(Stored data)
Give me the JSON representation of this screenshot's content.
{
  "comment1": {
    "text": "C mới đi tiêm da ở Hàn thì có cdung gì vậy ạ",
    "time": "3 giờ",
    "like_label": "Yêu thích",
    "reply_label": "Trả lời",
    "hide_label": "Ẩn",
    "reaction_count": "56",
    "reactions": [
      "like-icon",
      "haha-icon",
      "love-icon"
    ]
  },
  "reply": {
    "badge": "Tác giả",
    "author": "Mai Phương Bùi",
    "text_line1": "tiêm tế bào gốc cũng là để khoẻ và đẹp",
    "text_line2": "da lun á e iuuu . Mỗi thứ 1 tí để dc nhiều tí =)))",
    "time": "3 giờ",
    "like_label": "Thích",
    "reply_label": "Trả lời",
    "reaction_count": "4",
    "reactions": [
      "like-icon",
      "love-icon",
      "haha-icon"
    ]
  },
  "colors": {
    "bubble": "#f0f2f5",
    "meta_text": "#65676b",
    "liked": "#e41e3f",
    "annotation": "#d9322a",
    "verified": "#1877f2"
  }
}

▸ EXERCISE REQUIREMENTS:
Only the number is wanted: how many lines contain the string "tiêm"?

▸ COMPLETE ANSWER:
2